Supplied data.
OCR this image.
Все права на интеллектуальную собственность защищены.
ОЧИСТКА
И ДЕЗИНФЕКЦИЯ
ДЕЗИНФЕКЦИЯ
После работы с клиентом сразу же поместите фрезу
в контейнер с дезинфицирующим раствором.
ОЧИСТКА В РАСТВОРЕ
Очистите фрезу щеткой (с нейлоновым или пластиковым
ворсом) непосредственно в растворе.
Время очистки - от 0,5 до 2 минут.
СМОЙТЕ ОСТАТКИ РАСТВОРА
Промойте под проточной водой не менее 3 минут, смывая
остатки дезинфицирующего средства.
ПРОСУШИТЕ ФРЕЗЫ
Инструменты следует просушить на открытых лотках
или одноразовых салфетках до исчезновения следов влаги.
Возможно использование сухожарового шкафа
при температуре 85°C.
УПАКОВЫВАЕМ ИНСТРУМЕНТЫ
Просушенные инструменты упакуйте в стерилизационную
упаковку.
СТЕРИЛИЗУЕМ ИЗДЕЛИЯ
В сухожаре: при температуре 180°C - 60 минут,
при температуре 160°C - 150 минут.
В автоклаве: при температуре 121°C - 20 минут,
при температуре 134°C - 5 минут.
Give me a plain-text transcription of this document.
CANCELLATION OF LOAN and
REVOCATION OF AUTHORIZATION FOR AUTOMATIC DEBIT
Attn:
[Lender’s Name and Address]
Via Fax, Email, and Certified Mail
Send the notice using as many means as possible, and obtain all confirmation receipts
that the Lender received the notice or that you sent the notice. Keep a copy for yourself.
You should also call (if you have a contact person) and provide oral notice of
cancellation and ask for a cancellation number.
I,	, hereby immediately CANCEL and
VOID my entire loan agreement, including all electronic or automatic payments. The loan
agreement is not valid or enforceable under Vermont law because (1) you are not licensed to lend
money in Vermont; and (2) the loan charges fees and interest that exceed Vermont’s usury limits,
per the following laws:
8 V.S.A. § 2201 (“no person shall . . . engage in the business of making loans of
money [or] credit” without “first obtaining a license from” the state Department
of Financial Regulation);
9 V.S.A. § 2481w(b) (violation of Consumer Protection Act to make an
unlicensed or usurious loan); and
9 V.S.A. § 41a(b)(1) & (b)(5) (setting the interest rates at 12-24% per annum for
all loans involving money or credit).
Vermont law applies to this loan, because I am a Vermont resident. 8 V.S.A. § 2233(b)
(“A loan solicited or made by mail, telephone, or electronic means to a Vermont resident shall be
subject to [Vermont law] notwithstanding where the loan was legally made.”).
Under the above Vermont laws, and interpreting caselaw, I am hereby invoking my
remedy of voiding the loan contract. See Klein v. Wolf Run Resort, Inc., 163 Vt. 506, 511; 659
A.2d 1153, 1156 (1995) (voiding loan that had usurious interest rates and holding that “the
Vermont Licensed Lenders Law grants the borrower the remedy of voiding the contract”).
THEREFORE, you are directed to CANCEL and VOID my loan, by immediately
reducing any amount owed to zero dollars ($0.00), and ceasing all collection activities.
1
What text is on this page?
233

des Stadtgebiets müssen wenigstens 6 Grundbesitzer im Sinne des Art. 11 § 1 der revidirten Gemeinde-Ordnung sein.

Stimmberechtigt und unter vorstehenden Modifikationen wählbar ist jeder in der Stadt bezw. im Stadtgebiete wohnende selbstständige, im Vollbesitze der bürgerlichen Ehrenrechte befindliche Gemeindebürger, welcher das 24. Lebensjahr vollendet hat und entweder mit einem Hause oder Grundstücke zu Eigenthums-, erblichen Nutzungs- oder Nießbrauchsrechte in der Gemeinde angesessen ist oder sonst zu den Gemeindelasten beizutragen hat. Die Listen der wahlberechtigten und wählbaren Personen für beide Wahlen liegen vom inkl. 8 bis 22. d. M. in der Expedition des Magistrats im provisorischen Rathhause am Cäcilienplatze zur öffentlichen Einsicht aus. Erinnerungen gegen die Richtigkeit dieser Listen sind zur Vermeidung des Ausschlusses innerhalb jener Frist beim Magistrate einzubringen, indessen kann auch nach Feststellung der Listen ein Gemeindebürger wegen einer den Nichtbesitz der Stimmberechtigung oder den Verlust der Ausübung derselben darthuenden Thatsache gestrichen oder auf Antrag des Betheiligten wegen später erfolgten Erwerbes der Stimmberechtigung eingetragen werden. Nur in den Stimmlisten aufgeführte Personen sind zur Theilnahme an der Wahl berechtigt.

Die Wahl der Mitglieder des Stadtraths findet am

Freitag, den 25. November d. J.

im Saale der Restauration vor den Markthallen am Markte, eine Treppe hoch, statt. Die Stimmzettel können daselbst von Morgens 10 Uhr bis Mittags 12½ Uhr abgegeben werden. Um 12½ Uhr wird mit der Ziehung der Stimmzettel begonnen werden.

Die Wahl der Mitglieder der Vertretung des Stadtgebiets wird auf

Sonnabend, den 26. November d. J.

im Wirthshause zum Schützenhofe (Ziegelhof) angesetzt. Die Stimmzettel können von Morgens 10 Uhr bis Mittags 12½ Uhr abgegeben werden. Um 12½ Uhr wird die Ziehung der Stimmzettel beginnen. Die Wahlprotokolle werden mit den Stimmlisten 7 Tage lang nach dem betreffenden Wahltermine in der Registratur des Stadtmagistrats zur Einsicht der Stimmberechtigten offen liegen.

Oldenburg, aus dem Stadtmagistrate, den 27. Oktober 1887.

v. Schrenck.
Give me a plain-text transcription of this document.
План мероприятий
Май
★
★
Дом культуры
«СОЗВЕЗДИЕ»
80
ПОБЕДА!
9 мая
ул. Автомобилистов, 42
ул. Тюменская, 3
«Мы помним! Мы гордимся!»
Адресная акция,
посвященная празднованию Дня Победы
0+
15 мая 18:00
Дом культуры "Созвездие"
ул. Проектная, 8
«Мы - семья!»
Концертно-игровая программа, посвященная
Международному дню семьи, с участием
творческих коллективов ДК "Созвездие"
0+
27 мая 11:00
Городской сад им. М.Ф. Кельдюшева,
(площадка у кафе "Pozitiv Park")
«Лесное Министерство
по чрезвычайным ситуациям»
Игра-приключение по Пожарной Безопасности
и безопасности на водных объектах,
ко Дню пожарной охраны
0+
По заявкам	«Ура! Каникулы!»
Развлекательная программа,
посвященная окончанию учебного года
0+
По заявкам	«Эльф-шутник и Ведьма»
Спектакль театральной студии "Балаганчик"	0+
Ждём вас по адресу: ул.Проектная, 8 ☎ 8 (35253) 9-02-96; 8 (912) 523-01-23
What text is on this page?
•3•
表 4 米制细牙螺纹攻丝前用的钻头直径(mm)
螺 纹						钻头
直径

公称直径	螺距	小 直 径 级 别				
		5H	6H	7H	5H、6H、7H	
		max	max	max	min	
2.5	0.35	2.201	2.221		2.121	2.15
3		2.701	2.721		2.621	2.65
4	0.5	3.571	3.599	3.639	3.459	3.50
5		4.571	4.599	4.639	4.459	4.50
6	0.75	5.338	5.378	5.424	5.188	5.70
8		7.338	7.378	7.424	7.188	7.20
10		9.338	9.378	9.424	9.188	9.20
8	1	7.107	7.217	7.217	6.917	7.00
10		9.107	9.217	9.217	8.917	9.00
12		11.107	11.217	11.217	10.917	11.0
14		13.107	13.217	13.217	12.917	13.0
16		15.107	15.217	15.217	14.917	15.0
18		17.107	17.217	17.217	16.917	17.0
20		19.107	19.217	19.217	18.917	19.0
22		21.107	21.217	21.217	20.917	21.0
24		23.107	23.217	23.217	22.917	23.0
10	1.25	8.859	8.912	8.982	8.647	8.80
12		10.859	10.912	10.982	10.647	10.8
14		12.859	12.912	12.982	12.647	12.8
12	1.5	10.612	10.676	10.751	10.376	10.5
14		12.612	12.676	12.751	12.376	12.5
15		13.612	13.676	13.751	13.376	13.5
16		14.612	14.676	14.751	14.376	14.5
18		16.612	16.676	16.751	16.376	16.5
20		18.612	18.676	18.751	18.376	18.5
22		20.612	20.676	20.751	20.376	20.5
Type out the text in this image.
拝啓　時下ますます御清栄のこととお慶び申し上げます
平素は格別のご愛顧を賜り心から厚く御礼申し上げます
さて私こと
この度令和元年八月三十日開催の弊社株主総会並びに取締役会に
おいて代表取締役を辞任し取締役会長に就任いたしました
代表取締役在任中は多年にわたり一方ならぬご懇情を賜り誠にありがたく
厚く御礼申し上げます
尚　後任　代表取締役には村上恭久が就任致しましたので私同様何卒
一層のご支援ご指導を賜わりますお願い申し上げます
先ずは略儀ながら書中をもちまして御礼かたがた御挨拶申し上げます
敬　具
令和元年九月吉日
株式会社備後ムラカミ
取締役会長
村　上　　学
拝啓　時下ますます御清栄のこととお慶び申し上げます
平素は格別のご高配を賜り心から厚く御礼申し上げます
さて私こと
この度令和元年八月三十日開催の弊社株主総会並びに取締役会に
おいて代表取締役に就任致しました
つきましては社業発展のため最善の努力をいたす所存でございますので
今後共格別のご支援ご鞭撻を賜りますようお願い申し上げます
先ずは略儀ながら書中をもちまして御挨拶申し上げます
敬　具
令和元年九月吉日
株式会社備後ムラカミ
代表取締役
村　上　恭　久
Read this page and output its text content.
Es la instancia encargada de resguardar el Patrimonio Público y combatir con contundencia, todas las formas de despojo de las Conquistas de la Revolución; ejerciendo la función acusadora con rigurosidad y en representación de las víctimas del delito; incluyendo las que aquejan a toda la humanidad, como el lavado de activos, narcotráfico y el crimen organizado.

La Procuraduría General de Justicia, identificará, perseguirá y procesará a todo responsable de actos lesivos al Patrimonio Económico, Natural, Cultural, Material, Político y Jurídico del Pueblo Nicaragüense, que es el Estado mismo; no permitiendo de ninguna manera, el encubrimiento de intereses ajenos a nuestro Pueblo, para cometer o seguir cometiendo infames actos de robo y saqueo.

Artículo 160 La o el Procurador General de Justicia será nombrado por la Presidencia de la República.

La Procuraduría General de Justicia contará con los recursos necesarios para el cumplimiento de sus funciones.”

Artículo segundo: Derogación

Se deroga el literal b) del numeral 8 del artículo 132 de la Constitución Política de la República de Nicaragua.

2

Stated task. Reply with one number only: the count of lines in the entries that contain "November".

Result of this task. 2